Job: Return the count of lines that hold the string "content", with no other words.

::: Exercise material :::

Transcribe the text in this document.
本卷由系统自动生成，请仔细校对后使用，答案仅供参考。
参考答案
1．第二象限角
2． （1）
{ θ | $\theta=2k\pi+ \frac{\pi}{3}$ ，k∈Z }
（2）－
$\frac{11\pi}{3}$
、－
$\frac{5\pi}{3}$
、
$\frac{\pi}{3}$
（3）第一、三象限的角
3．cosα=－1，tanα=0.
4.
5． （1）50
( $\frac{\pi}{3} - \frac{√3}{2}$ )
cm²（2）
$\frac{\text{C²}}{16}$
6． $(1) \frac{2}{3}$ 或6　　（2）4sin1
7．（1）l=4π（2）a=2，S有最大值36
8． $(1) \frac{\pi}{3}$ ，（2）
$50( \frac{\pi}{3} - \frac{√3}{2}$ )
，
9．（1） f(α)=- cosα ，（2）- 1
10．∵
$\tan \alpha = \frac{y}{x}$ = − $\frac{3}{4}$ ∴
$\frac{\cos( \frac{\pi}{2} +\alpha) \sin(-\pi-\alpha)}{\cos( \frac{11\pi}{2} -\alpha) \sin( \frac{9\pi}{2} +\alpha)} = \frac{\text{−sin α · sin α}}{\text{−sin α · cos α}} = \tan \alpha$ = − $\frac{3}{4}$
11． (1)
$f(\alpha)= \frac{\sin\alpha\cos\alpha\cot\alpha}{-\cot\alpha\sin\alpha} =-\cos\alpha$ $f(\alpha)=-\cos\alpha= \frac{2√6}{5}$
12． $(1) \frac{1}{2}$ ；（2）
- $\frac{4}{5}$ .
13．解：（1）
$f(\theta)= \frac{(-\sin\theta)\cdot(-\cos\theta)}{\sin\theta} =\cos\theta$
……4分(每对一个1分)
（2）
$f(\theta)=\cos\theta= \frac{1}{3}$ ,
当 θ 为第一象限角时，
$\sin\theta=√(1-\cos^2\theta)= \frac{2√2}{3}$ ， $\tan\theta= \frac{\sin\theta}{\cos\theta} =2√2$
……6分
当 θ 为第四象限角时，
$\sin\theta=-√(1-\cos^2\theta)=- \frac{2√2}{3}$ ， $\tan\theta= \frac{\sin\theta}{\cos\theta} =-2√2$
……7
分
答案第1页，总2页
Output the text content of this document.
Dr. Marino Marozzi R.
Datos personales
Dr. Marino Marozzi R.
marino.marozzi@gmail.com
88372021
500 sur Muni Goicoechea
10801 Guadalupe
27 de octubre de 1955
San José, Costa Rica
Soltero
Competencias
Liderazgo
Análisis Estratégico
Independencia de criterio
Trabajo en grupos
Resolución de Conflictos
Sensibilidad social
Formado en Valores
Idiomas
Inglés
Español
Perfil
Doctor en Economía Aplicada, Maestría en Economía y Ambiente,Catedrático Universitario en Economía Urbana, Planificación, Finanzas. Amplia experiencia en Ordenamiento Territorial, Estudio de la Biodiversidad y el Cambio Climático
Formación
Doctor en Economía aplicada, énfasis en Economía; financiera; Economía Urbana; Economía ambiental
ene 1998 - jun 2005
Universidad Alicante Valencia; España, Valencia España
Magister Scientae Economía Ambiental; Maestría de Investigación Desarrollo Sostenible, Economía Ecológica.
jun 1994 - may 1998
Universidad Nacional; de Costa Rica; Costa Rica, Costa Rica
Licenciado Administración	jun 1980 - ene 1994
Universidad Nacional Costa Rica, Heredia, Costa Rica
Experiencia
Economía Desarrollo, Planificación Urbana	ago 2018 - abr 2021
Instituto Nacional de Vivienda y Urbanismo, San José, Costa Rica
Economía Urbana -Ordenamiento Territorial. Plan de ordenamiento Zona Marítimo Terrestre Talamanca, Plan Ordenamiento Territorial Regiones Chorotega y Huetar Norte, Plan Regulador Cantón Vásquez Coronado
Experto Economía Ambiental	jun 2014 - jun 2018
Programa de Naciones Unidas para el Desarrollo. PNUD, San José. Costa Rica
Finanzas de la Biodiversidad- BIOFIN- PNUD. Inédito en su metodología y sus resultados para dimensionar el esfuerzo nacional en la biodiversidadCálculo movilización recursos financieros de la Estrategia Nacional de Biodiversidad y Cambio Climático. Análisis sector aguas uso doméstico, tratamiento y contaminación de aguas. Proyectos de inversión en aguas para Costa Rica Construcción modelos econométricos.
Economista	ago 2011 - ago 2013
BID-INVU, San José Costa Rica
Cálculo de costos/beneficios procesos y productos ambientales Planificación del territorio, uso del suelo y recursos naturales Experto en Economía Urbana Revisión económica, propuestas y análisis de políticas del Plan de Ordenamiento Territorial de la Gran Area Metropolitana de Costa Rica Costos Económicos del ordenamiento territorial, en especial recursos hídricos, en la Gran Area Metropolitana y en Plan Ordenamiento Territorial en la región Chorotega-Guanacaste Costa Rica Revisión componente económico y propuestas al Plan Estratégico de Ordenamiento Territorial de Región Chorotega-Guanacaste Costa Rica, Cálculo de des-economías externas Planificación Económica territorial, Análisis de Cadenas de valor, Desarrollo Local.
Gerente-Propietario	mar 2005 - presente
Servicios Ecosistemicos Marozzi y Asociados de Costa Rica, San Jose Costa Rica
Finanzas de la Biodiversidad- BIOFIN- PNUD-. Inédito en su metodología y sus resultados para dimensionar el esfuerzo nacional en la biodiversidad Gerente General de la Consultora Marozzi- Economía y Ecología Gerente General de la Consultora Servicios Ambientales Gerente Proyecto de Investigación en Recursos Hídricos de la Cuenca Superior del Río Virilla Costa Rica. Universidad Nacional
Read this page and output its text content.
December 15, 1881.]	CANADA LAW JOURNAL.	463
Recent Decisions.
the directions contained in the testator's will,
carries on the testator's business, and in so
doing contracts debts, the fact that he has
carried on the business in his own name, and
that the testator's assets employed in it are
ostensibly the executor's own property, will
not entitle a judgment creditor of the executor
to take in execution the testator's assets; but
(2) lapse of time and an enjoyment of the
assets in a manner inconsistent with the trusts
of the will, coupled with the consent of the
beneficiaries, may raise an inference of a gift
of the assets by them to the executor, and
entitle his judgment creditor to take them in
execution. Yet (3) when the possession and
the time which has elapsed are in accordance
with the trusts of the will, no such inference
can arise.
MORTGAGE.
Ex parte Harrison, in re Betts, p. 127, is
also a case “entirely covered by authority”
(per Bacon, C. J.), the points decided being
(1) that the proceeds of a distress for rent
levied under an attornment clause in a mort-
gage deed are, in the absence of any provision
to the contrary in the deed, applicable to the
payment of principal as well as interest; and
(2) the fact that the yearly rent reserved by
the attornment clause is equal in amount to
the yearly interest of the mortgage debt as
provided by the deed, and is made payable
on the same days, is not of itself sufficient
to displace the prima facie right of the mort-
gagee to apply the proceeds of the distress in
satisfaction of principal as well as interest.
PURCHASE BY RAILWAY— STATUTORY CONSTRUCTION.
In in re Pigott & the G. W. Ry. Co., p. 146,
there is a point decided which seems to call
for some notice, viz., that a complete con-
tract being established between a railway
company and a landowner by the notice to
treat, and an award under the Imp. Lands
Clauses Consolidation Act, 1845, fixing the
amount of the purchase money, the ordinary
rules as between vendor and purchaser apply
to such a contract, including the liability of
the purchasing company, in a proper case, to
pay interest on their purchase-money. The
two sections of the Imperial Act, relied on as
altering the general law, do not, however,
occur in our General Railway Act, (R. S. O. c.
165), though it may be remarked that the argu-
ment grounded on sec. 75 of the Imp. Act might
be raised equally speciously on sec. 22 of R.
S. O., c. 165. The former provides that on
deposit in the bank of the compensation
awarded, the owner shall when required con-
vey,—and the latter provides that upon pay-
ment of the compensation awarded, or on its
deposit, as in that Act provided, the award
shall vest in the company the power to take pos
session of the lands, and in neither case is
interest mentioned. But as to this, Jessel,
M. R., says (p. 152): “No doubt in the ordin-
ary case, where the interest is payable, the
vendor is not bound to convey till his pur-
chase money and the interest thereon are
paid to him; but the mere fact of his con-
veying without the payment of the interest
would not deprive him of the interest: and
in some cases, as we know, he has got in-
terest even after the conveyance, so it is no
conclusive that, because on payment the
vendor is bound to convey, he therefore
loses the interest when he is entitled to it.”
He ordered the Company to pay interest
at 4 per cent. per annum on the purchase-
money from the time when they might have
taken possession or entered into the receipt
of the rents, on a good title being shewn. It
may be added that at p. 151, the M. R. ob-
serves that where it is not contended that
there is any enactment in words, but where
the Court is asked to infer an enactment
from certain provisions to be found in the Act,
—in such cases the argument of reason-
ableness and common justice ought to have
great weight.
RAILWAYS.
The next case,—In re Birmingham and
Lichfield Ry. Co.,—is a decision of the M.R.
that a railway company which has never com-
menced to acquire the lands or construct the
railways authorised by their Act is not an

:::

Exercise result: 2